#### TASK
Write out all the data again, exactly as it stands.

#### ITEMS
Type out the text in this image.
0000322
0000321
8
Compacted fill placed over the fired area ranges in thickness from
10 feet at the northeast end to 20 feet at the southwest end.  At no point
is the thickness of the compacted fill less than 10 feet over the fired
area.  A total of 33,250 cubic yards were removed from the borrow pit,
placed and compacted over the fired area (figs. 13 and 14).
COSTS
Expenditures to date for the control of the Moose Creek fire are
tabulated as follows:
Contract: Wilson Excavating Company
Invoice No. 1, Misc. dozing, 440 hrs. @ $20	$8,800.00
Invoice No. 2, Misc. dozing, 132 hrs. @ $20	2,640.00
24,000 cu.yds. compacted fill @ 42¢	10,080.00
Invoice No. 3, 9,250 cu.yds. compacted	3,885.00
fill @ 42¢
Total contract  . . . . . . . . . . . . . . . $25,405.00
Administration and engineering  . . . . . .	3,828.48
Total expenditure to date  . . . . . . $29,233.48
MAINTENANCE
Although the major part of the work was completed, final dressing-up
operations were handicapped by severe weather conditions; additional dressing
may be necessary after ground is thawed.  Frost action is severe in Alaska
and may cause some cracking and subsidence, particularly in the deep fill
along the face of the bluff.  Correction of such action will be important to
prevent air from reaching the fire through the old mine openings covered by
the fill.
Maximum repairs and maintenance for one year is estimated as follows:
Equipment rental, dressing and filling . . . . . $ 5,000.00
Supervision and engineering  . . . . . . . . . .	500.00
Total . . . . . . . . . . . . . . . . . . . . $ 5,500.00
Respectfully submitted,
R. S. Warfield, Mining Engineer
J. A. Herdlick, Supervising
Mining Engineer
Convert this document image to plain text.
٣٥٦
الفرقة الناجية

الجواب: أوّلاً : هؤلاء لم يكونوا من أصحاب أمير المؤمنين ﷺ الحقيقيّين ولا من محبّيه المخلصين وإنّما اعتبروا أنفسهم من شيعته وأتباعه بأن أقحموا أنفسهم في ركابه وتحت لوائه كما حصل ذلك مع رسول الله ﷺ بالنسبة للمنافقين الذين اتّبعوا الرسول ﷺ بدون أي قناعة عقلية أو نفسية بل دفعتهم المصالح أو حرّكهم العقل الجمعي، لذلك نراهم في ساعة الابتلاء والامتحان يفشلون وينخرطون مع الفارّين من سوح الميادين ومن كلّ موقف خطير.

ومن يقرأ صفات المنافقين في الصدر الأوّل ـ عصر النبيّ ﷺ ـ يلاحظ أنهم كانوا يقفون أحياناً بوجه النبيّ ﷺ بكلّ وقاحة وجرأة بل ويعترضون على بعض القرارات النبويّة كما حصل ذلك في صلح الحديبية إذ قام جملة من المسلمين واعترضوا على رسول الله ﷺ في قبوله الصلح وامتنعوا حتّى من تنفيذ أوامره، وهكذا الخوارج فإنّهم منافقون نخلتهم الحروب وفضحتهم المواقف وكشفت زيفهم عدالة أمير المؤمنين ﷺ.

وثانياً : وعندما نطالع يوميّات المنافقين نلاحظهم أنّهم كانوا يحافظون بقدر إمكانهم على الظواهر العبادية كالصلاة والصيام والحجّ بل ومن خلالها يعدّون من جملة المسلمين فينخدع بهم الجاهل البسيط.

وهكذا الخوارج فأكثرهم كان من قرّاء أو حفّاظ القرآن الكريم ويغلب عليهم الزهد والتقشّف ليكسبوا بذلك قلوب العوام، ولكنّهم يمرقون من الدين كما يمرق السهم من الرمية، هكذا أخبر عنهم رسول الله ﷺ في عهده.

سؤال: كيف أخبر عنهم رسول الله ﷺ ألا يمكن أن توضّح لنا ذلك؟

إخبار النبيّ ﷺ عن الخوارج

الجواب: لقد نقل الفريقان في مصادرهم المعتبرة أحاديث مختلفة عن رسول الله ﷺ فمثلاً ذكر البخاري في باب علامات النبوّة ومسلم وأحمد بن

#### ANSWER
Type out the text in this image.
0000322
0000321
8
Compacted fill placed over the fired area ranges in thickness from
10 feet at the northeast end to 20 feet at the southwest end.  At no point
is the thickness of the compacted fill less than 10 feet over the fired
area.  A total of 33,250 cubic yards were removed from the borrow pit,
placed and compacted over the fired area (figs. 13 and 14).
COSTS
Expenditures to date for the control of the Moose Creek fire are
tabulated as follows:
Contract: Wilson Excavating Company
Invoice No. 1, Misc. dozing, 440 hrs. @ $20	$8,800.00
Invoice No. 2, Misc. dozing, 132 hrs. @ $20	2,640.00
24,000 cu.yds. compacted fill @ 42¢	10,080.00
Invoice No. 3, 9,250 cu.yds. compacted	3,885.00
fill @ 42¢
Total contract  . . . . . . . . . . . . . . . $25,405.00
Administration and engineering  . . . . . .	3,828.48
Total expenditure to date  . . . . . . $29,233.48
MAINTENANCE
Although the major part of the work was completed, final dressing-up
operations were handicapped by severe weather conditions; additional dressing
may be necessary after ground is thawed.  Frost action is severe in Alaska
and may cause some cracking and subsidence, particularly in the deep fill
along the face of the bluff.  Correction of such action will be important to
prevent air from reaching the fire through the old mine openings covered by
the fill.
Maximum repairs and maintenance for one year is estimated as follows:
Equipment rental, dressing and filling . . . . . $ 5,000.00
Supervision and engineering  . . . . . . . . . .	500.00
Total . . . . . . . . . . . . . . . . . . . . $ 5,500.00
Respectfully submitted,
R. S. Warfield, Mining Engineer
J. A. Herdlick, Supervising
Mining Engineer
Convert this document image to plain text.
٣٥٦
الفرقة الناجية

الجواب: أوّلاً : هؤلاء لم يكونوا من أصحاب أمير المؤمنين ﷺ الحقيقيّين ولا من محبّيه المخلصين وإنّما اعتبروا أنفسهم من شيعته وأتباعه بأن أقحموا أنفسهم في ركابه وتحت لوائه كما حصل ذلك مع رسول الله ﷺ بالنسبة للمنافقين الذين اتّبعوا الرسول ﷺ بدون أي قناعة عقلية أو نفسية بل دفعتهم المصالح أو حرّكهم العقل الجمعي، لذلك نراهم في ساعة الابتلاء والامتحان يفشلون وينخرطون مع الفارّين من سوح الميادين ومن كلّ موقف خطير.

ومن يقرأ صفات المنافقين في الصدر الأوّل ـ عصر النبيّ ﷺ ـ يلاحظ أنهم كانوا يقفون أحياناً بوجه النبيّ ﷺ بكلّ وقاحة وجرأة بل ويعترضون على بعض القرارات النبويّة كما حصل ذلك في صلح الحديبية إذ قام جملة من المسلمين واعترضوا على رسول الله ﷺ في قبوله الصلح وامتنعوا حتّى من تنفيذ أوامره، وهكذا الخوارج فإنّهم منافقون نخلتهم الحروب وفضحتهم المواقف وكشفت زيفهم عدالة أمير المؤمنين ﷺ.

وثانياً : وعندما نطالع يوميّات المنافقين نلاحظهم أنّهم كانوا يحافظون بقدر إمكانهم على الظواهر العبادية كالصلاة والصيام والحجّ بل ومن خلالها يعدّون من جملة المسلمين فينخدع بهم الجاهل البسيط.

وهكذا الخوارج فأكثرهم كان من قرّاء أو حفّاظ القرآن الكريم ويغلب عليهم الزهد والتقشّف ليكسبوا بذلك قلوب العوام، ولكنّهم يمرقون من الدين كما يمرق السهم من الرمية، هكذا أخبر عنهم رسول الله ﷺ في عهده.

سؤال: كيف أخبر عنهم رسول الله ﷺ ألا يمكن أن توضّح لنا ذلك؟

إخبار النبيّ ﷺ عن الخوارج

الجواب: لقد نقل الفريقان في مصادرهم المعتبرة أحاديث مختلفة عن رسول الله ﷺ فمثلاً ذكر البخاري في باب علامات النبوّة ومسلم وأحمد بن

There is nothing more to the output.